EXERCISE DESCRIPTION »
Make an exact copy of the records, with the pictures left out.

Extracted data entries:

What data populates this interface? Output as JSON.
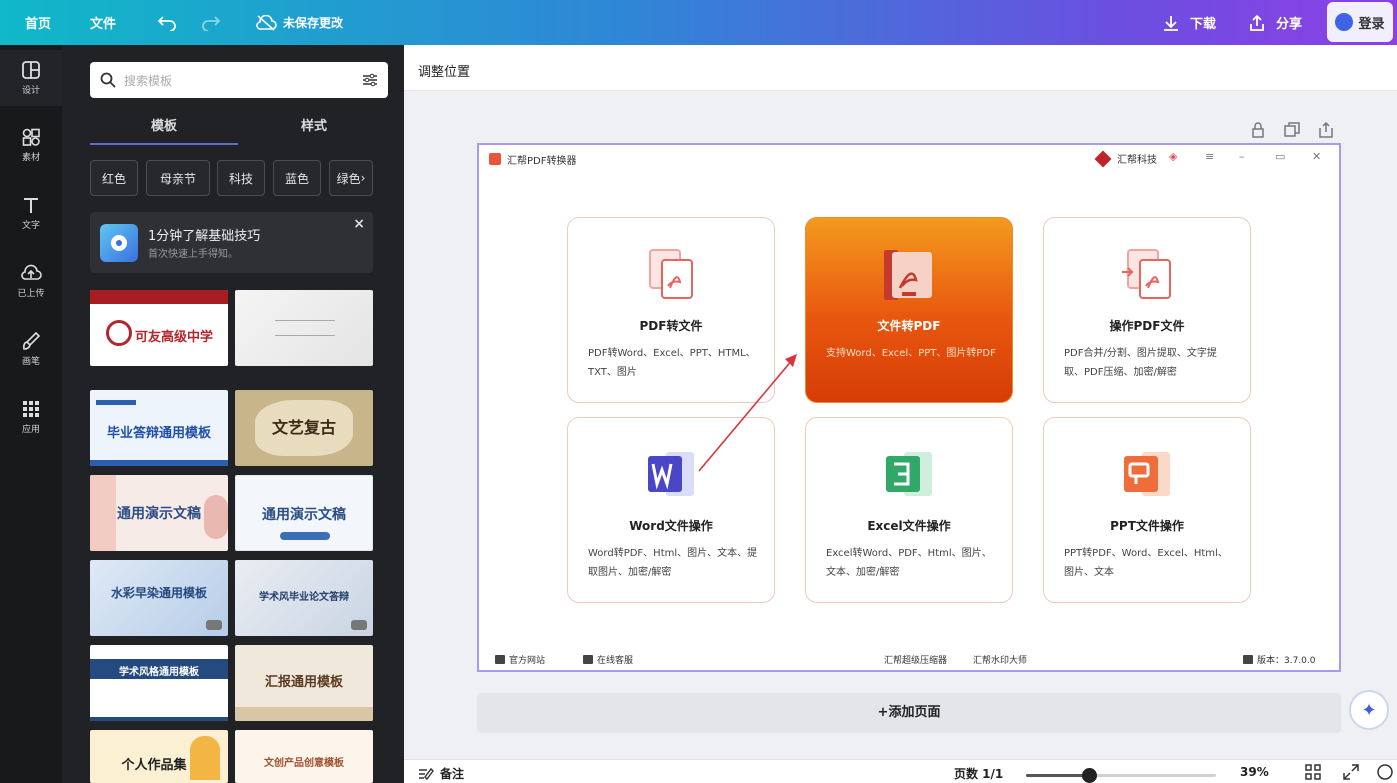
{
  "topbar": {
    "home": "首页",
    "file": "文件",
    "unsaved": "未保存更改",
    "download": "下载",
    "share": "分享",
    "login": "登录"
  },
  "rail": [
    {
      "label": "设计",
      "icon": "design-icon"
    },
    {
      "label": "素材",
      "icon": "elements-icon"
    },
    {
      "label": "文字",
      "icon": "text-icon"
    },
    {
      "label": "已上传",
      "icon": "upload-icon"
    },
    {
      "label": "画笔",
      "icon": "brush-icon"
    },
    {
      "label": "应用",
      "icon": "apps-icon"
    }
  ],
  "panel": {
    "search_placeholder": "搜索模板",
    "tabs": [
      "模板",
      "样式"
    ],
    "chips": [
      "红色",
      "母亲节",
      "科技",
      "蓝色",
      "绿色"
    ],
    "tip": {
      "title": "1分钟了解基础技巧",
      "subtitle": "首次快速上手得知。"
    },
    "thumbs": [
      {
        "text": "可友高级中学"
      },
      {
        "text": ""
      },
      {
        "text": "毕业答辩通用模板"
      },
      {
        "text": "文艺复古"
      },
      {
        "text": "通用演示文稿"
      },
      {
        "text": "通用演示文稿"
      },
      {
        "text": "水彩早染通用模板"
      },
      {
        "text": "学术风毕业论文答辩"
      },
      {
        "text": "学术风格通用模板"
      },
      {
        "text": "汇报通用模板"
      },
      {
        "text": "个人作品集"
      },
      {
        "text": "文创产品创意模板"
      }
    ]
  },
  "workspace": {
    "header_title": "调整位置",
    "add_page": "+添加页面",
    "notes": "备注",
    "pages": "页数 1/1",
    "zoom_label": "39%",
    "zoom_fraction": 0.39
  },
  "app": {
    "title": "汇帮PDF转换器",
    "brand": "汇帮科技",
    "cards": [
      {
        "title": "PDF转文件",
        "desc": "PDF转Word、Excel、PPT、HTML、TXT、图片",
        "icon": "pdf-convert-icon",
        "highlight": false
      },
      {
        "title": "文件转PDF",
        "desc": "支持Word、Excel、PPT、图片转PDF",
        "icon": "file-to-pdf-icon",
        "highlight": true
      },
      {
        "title": "操作PDF文件",
        "desc": "PDF合并/分割、图片提取、文字提取、PDF压缩、加密/解密",
        "icon": "pdf-operate-icon",
        "highlight": false
      },
      {
        "title": "Word文件操作",
        "desc": "Word转PDF、Html、图片、文本、提取图片、加密/解密",
        "icon": "word-icon",
        "highlight": false
      },
      {
        "title": "Excel文件操作",
        "desc": "Excel转Word、PDF、Html、图片、文本、加密/解密",
        "icon": "excel-icon",
        "highlight": false
      },
      {
        "title": "PPT文件操作",
        "desc": "PPT转PDF、Word、Excel、Html、图片、文本",
        "icon": "ppt-icon",
        "highlight": false
      }
    ],
    "footer": {
      "website": "官方网站",
      "service": "在线客服",
      "link1": "汇帮超级压缩器",
      "link2": "汇帮水印大师",
      "version": "版本：3.7.0.0"
    }
  },
  "colors": {
    "accent": "#5b6bd8",
    "card_highlight": "#e8560f",
    "arrow": "#d9343c"
  }
}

ANSWER TO THIS TASK »
What data populates this interface? Output as JSON.
{
  "topbar": {
    "home": "首页",
    "file": "文件",
    "unsaved": "未保存更改",
    "download": "下载",
    "share": "分享",
    "login": "登录"
  },
  "rail": [
    {
      "label": "设计",
      "icon": "design-icon"
    },
    {
      "label": "素材",
      "icon": "elements-icon"
    },
    {
      "label": "文字",
      "icon": "text-icon"
    },
    {
      "label": "已上传",
      "icon": "upload-icon"
    },
    {
      "label": "画笔",
      "icon": "brush-icon"
    },
    {
      "label": "应用",
      "icon": "apps-icon"
    }
  ],
  "panel": {
    "search_placeholder": "搜索模板",
    "tabs": [
      "模板",
      "样式"
    ],
    "chips": [
      "红色",
      "母亲节",
      "科技",
      "蓝色",
      "绿色"
    ],
    "tip": {
      "title": "1分钟了解基础技巧",
      "subtitle": "首次快速上手得知。"
    },
    "thumbs": [
      {
        "text": "可友高级中学"
      },
      {
        "text": ""
      },
      {
        "text": "毕业答辩通用模板"
      },
      {
        "text": "文艺复古"
      },
      {
        "text": "通用演示文稿"
      },
      {
        "text": "通用演示文稿"
      },
      {
        "text": "水彩早染通用模板"
      },
      {
        "text": "学术风毕业论文答辩"
      },
      {
        "text": "学术风格通用模板"
      },
      {
        "text": "汇报通用模板"
      },
      {
        "text": "个人作品集"
      },
      {
        "text": "文创产品创意模板"
      }
    ]
  },
  "workspace": {
    "header_title": "调整位置",
    "add_page": "+添加页面",
    "notes": "备注",
    "pages": "页数 1/1",
    "zoom_label": "39%",
    "zoom_fraction": 0.39
  },
  "app": {
    "title": "汇帮PDF转换器",
    "brand": "汇帮科技",
    "cards": [
      {
        "title": "PDF转文件",
        "desc": "PDF转Word、Excel、PPT、HTML、TXT、图片",
        "icon": "pdf-convert-icon",
        "highlight": false
      },
      {
        "title": "文件转PDF",
        "desc": "支持Word、Excel、PPT、图片转PDF",
        "icon": "file-to-pdf-icon",
        "highlight": true
      },
      {
        "title": "操作PDF文件",
        "desc": "PDF合并/分割、图片提取、文字提取、PDF压缩、加密/解密",
        "icon": "pdf-operate-icon",
        "highlight": false
      },
      {
        "title": "Word文件操作",
        "desc": "Word转PDF、Html、图片、文本、提取图片、加密/解密",
        "icon": "word-icon",
        "highlight": false
      },
      {
        "title": "Excel文件操作",
        "desc": "Excel转Word、PDF、Html、图片、文本、加密/解密",
        "icon": "excel-icon",
        "highlight": false
      },
      {
        "title": "PPT文件操作",
        "desc": "PPT转PDF、Word、Excel、Html、图片、文本",
        "icon": "ppt-icon",
        "highlight": false
      }
    ],
    "footer": {
      "website": "官方网站",
      "service": "在线客服",
      "link1": "汇帮超级压缩器",
      "link2": "汇帮水印大师",
      "version": "版本：3.7.0.0"
    }
  },
  "colors": {
    "accent": "#5b6bd8",
    "card_highlight": "#e8560f",
    "arrow": "#d9343c"
  }
}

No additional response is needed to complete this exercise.